Copy out each line of the material that includes the word "Heiterkeit".

DATA RECORDS
"""
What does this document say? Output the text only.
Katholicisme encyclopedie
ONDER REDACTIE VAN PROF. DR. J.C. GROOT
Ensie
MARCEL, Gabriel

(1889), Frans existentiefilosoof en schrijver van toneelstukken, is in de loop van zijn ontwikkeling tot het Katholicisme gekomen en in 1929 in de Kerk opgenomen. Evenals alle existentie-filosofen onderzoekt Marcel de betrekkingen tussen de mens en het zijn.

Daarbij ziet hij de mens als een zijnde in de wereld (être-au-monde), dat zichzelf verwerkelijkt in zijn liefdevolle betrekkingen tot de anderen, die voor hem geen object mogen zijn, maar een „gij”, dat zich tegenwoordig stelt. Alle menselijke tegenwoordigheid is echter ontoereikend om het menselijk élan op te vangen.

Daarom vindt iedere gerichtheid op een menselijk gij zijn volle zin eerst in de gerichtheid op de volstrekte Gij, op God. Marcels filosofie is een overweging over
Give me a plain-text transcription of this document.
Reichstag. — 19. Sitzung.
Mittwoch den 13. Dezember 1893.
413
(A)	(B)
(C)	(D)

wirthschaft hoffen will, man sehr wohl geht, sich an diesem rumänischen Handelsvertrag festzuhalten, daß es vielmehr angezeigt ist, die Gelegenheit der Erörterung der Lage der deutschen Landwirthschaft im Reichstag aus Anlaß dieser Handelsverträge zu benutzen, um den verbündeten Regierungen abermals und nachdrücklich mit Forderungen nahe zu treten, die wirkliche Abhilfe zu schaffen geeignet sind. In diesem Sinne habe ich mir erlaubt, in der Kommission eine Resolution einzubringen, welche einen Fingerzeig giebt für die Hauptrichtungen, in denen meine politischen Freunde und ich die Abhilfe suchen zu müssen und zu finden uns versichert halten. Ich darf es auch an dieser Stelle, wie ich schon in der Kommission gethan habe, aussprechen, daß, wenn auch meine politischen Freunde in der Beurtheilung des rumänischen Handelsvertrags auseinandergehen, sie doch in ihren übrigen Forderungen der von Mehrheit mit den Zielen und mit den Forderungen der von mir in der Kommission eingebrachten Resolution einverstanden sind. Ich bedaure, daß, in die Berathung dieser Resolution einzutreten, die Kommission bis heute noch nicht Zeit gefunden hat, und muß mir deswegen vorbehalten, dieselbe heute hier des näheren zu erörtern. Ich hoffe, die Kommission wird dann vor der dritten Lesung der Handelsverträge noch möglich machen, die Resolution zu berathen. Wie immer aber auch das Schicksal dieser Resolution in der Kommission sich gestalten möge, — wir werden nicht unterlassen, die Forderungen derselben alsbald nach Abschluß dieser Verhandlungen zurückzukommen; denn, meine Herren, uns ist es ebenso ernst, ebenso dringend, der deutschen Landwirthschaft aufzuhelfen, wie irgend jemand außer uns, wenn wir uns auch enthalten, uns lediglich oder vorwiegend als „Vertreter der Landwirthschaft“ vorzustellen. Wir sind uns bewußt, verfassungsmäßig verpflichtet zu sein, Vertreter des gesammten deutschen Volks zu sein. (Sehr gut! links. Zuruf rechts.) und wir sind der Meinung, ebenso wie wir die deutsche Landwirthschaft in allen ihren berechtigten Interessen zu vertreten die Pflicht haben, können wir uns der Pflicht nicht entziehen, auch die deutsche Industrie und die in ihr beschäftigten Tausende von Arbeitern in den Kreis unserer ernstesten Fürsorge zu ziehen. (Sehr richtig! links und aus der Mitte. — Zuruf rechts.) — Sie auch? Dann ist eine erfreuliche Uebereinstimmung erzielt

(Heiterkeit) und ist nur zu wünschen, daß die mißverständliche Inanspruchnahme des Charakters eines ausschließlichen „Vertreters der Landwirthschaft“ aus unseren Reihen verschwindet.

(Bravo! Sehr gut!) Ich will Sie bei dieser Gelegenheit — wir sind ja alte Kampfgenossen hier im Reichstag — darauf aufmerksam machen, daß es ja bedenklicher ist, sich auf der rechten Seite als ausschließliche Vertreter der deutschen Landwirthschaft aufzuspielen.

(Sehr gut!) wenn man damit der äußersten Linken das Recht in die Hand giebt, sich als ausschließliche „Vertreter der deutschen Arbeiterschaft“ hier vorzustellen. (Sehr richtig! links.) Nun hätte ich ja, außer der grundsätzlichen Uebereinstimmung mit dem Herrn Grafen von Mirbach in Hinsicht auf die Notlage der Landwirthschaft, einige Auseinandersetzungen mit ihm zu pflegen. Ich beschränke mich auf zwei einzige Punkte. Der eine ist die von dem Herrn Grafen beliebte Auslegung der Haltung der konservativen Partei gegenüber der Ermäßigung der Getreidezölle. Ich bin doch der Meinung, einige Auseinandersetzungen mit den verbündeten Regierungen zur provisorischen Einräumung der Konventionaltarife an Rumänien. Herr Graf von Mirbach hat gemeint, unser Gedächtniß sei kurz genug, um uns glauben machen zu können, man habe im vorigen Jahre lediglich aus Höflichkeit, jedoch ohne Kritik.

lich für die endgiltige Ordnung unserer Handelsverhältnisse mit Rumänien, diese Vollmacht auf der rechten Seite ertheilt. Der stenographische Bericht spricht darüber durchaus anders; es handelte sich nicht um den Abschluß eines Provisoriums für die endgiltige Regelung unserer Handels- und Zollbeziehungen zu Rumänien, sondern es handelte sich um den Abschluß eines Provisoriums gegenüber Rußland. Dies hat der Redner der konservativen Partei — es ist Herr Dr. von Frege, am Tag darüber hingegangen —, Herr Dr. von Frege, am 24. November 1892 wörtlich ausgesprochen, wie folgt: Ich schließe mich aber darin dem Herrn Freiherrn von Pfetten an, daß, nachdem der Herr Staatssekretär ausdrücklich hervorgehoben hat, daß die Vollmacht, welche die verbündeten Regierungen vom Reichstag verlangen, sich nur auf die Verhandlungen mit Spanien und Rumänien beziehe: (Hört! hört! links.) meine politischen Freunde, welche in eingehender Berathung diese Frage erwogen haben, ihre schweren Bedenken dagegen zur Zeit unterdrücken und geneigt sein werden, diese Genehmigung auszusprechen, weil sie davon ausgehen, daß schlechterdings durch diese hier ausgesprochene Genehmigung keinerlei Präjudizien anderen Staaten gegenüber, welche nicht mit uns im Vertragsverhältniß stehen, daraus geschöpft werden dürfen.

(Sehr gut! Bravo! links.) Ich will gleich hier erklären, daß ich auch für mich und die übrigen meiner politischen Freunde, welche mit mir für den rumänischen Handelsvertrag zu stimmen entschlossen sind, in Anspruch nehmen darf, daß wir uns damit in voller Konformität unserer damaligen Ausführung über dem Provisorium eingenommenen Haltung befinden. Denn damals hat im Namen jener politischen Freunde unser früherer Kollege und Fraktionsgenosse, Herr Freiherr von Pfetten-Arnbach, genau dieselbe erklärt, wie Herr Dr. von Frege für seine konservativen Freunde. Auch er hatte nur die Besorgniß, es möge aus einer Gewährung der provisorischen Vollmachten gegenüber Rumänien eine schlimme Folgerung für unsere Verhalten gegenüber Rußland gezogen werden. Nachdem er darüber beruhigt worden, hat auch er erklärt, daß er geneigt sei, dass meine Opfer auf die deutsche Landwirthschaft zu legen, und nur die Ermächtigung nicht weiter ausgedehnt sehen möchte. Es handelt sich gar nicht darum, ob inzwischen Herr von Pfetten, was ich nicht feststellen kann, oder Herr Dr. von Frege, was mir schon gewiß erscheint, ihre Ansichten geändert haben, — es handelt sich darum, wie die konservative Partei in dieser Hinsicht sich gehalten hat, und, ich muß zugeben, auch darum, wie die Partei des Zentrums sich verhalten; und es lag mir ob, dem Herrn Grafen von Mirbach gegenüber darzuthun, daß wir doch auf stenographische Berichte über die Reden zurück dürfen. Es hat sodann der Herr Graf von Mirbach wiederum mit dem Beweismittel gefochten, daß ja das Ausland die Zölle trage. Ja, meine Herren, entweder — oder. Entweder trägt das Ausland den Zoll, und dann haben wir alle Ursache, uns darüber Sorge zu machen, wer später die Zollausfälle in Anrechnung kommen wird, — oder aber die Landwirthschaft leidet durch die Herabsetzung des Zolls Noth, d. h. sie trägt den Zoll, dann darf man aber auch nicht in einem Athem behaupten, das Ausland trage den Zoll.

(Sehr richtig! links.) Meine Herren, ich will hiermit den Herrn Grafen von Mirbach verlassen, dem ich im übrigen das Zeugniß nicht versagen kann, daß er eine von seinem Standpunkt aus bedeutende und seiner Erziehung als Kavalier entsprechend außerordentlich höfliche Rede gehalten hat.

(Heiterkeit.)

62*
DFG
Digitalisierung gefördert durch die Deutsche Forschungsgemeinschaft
"""
RESULT OF THE EXERCISE
(Heiterkeit) und ist nur zu wünschen, daß die mißverständliche Inanspruchnahme des Charakters eines ausschließlichen „Vertreters der Landwirthschaft“ aus unseren Reihen verschwindet.
(Heiterkeit.)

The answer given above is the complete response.